-- Start of Information given --

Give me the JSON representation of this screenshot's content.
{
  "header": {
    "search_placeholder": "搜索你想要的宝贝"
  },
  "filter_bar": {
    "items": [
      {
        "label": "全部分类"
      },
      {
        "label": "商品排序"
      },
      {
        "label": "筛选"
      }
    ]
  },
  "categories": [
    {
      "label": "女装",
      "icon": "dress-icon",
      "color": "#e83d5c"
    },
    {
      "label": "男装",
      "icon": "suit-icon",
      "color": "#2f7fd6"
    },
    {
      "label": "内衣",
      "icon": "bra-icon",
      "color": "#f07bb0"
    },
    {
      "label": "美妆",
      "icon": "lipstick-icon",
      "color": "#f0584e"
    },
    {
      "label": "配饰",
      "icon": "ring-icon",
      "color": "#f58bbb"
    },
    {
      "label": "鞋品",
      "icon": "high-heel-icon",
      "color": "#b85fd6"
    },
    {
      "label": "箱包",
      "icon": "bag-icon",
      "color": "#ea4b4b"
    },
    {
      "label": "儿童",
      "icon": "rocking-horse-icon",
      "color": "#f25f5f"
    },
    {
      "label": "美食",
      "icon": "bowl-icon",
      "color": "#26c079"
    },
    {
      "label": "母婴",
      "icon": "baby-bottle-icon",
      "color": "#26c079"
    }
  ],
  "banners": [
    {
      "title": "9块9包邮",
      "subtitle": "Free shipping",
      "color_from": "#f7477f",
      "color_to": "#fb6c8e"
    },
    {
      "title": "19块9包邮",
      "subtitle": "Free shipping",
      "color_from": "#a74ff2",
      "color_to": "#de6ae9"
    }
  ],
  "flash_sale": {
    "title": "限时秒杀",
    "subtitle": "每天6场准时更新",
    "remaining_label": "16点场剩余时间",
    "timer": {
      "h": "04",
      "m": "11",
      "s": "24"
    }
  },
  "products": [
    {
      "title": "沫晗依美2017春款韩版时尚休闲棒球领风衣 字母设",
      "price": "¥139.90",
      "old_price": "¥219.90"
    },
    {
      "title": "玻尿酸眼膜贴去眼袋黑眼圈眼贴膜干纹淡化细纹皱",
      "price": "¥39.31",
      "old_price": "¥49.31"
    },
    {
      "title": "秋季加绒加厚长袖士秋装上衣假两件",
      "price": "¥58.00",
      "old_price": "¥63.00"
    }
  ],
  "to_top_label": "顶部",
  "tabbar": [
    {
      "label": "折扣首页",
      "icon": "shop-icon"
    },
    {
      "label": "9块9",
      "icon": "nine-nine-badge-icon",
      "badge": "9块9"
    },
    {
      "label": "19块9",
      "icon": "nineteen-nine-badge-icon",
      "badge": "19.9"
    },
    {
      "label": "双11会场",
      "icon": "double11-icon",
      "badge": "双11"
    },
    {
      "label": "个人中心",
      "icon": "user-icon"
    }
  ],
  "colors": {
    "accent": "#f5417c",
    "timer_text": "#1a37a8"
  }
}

-- End of Information given --

- Problem to work on: Copy every record above exactly as it appears.

- Correct output:
Give me the JSON representation of this screenshot's content.
{
  "header": {
    "search_placeholder": "搜索你想要的宝贝"
  },
  "filter_bar": {
    "items": [
      {
        "label": "全部分类"
      },
      {
        "label": "商品排序"
      },
      {
        "label": "筛选"
      }
    ]
  },
  "categories": [
    {
      "label": "女装",
      "icon": "dress-icon",
      "color": "#e83d5c"
    },
    {
      "label": "男装",
      "icon": "suit-icon",
      "color": "#2f7fd6"
    },
    {
      "label": "内衣",
      "icon": "bra-icon",
      "color": "#f07bb0"
    },
    {
      "label": "美妆",
      "icon": "lipstick-icon",
      "color": "#f0584e"
    },
    {
      "label": "配饰",
      "icon": "ring-icon",
      "color": "#f58bbb"
    },
    {
      "label": "鞋品",
      "icon": "high-heel-icon",
      "color": "#b85fd6"
    },
    {
      "label": "箱包",
      "icon": "bag-icon",
      "color": "#ea4b4b"
    },
    {
      "label": "儿童",
      "icon": "rocking-horse-icon",
      "color": "#f25f5f"
    },
    {
      "label": "美食",
      "icon": "bowl-icon",
      "color": "#26c079"
    },
    {
      "label": "母婴",
      "icon": "baby-bottle-icon",
      "color": "#26c079"
    }
  ],
  "banners": [
    {
      "title": "9块9包邮",
      "subtitle": "Free shipping",
      "color_from": "#f7477f",
      "color_to": "#fb6c8e"
    },
    {
      "title": "19块9包邮",
      "subtitle": "Free shipping",
      "color_from": "#a74ff2",
      "color_to": "#de6ae9"
    }
  ],
  "flash_sale": {
    "title": "限时秒杀",
    "subtitle": "每天6场准时更新",
    "remaining_label": "16点场剩余时间",
    "timer": {
      "h": "04",
      "m": "11",
      "s": "24"
    }
  },
  "products": [
    {
      "title": "沫晗依美2017春款韩版时尚休闲棒球领风衣 字母设",
      "price": "¥139.90",
      "old_price": "¥219.90"
    },
    {
      "title": "玻尿酸眼膜贴去眼袋黑眼圈眼贴膜干纹淡化细纹皱",
      "price": "¥39.31",
      "old_price": "¥49.31"
    },
    {
      "title": "秋季加绒加厚长袖士秋装上衣假两件",
      "price": "¥58.00",
      "old_price": "¥63.00"
    }
  ],
  "to_top_label": "顶部",
  "tabbar": [
    {
      "label": "折扣首页",
      "icon": "shop-icon"
    },
    {
      "label": "9块9",
      "icon": "nine-nine-badge-icon",
      "badge": "9块9"
    },
    {
      "label": "19块9",
      "icon": "nineteen-nine-badge-icon",
      "badge": "19.9"
    },
    {
      "label": "双11会场",
      "icon": "double11-icon",
      "badge": "双11"
    },
    {
      "label": "个人中心",
      "icon": "user-icon"
    }
  ],
  "colors": {
    "accent": "#f5417c",
    "timer_text": "#1a37a8"
  }
}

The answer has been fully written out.